* BEGIN DATASET EXCERPTS *

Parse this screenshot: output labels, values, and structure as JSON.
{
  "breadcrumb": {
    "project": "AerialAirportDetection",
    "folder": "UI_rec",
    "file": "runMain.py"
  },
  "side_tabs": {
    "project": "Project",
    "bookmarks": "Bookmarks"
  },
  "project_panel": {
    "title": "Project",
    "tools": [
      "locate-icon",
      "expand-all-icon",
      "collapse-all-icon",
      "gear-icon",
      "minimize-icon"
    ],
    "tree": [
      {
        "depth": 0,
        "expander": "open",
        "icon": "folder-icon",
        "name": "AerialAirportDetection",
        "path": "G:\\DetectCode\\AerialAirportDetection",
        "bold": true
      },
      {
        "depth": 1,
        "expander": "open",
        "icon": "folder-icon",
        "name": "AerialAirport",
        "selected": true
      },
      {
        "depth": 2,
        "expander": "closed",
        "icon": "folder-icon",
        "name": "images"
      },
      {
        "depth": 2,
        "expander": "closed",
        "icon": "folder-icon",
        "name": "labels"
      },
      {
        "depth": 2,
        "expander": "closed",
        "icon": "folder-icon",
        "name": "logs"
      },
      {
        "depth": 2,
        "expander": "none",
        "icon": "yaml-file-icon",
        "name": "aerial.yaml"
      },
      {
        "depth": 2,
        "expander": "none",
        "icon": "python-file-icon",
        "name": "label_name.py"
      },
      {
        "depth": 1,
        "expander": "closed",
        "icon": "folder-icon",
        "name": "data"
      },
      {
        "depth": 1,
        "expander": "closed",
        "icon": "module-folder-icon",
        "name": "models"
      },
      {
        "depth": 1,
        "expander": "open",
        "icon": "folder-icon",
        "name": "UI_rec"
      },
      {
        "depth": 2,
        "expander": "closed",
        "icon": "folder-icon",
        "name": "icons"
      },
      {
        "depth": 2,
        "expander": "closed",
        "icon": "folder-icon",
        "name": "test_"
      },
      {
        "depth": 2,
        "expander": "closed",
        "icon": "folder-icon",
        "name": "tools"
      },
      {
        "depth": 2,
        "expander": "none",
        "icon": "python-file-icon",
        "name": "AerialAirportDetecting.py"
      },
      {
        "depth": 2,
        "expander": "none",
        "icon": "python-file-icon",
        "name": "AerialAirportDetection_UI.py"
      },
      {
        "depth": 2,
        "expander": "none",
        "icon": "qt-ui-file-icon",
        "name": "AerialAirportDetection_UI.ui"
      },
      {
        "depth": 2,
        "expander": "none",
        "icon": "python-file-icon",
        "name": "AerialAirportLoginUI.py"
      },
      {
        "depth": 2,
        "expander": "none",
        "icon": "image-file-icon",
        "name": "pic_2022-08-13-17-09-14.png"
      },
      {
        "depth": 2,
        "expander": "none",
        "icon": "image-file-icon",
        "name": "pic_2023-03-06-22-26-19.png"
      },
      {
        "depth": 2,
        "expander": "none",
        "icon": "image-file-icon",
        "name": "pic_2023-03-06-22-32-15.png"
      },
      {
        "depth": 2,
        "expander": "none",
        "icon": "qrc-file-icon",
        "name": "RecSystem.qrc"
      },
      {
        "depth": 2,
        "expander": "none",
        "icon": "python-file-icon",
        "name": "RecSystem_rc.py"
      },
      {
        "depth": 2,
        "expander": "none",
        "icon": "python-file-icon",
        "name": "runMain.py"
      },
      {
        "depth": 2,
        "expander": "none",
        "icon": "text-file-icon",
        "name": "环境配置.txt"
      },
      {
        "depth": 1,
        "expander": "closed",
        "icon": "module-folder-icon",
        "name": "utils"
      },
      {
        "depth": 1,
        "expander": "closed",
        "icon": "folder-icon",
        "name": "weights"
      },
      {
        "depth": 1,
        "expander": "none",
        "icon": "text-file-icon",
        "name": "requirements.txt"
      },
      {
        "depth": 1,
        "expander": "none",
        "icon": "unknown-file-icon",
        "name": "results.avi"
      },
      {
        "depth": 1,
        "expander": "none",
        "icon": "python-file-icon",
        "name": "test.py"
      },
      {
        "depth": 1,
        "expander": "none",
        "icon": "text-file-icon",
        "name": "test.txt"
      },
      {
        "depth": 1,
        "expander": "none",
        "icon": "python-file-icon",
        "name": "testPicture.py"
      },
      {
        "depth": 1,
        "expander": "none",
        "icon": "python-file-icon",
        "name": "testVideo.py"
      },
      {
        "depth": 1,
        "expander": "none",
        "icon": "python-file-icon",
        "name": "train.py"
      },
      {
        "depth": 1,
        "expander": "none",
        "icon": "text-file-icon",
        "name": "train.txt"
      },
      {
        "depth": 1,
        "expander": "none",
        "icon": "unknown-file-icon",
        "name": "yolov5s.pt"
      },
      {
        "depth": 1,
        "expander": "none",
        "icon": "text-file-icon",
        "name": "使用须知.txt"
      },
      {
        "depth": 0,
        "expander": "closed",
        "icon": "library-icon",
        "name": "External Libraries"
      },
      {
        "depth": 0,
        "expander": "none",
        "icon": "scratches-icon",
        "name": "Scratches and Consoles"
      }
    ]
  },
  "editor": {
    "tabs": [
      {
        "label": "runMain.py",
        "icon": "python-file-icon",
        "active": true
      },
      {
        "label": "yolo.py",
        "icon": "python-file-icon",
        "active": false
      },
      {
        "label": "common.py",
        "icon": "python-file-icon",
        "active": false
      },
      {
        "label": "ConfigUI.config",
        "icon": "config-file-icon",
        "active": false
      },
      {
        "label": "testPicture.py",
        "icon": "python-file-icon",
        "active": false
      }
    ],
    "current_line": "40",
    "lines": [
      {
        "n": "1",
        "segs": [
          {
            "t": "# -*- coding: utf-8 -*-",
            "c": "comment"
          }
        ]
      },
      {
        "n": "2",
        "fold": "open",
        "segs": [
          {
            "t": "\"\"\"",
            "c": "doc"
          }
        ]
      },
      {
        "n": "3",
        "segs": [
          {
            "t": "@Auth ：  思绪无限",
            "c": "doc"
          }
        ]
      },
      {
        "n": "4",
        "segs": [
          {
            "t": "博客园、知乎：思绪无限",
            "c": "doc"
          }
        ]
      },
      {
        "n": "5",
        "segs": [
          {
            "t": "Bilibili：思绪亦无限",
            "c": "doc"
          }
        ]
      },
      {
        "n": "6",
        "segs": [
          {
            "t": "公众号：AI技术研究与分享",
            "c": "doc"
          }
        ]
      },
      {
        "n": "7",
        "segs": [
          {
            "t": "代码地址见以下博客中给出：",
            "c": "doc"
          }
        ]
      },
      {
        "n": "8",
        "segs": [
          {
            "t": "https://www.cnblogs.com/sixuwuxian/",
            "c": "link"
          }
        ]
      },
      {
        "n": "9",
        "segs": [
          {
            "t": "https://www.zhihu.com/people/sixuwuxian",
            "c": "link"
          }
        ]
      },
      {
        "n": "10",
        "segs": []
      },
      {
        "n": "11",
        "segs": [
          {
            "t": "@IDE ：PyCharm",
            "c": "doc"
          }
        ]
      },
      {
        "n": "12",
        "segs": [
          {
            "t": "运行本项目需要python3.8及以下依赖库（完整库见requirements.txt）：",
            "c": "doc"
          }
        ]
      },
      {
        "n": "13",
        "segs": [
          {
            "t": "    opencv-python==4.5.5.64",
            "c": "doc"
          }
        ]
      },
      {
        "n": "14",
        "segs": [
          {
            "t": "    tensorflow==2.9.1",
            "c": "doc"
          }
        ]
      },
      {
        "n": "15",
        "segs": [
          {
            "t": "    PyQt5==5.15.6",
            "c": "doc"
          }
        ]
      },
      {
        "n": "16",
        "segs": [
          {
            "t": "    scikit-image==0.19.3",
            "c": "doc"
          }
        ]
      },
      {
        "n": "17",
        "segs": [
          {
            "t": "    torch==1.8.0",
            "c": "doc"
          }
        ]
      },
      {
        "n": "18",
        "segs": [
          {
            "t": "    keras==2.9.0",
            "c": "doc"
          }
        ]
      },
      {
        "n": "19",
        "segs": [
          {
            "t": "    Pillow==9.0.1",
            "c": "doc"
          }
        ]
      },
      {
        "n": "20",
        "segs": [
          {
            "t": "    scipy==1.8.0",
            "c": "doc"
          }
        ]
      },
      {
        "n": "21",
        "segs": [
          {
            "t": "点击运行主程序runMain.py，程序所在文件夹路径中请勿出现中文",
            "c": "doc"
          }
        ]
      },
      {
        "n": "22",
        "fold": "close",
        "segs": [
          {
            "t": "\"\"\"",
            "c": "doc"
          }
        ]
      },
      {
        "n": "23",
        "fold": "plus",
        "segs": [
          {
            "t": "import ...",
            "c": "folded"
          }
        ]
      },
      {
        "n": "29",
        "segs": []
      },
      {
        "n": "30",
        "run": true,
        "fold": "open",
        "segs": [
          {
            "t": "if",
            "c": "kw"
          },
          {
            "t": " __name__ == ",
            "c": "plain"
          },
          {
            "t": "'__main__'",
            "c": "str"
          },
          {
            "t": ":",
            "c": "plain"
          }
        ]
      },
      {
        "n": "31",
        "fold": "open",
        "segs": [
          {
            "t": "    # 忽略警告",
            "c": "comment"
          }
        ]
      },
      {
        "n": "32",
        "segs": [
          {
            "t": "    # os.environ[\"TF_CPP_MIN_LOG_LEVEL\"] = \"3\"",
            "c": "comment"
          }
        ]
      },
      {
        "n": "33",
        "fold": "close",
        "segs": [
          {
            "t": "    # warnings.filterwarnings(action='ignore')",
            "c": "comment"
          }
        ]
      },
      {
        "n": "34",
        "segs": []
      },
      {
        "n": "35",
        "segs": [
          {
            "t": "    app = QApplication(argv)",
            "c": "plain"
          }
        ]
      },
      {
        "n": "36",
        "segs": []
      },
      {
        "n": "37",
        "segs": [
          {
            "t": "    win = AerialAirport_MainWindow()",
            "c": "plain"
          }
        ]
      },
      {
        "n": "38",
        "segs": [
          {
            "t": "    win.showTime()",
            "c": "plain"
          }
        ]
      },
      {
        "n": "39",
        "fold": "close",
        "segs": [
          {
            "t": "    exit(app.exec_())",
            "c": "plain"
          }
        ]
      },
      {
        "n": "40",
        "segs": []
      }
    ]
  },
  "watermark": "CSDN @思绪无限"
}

* END DATASET EXCERPTS *

Of the lines in the data above, how many contain the word "true"? Give only that figure.

SOLUTION FOR THIS EXERCISE:
4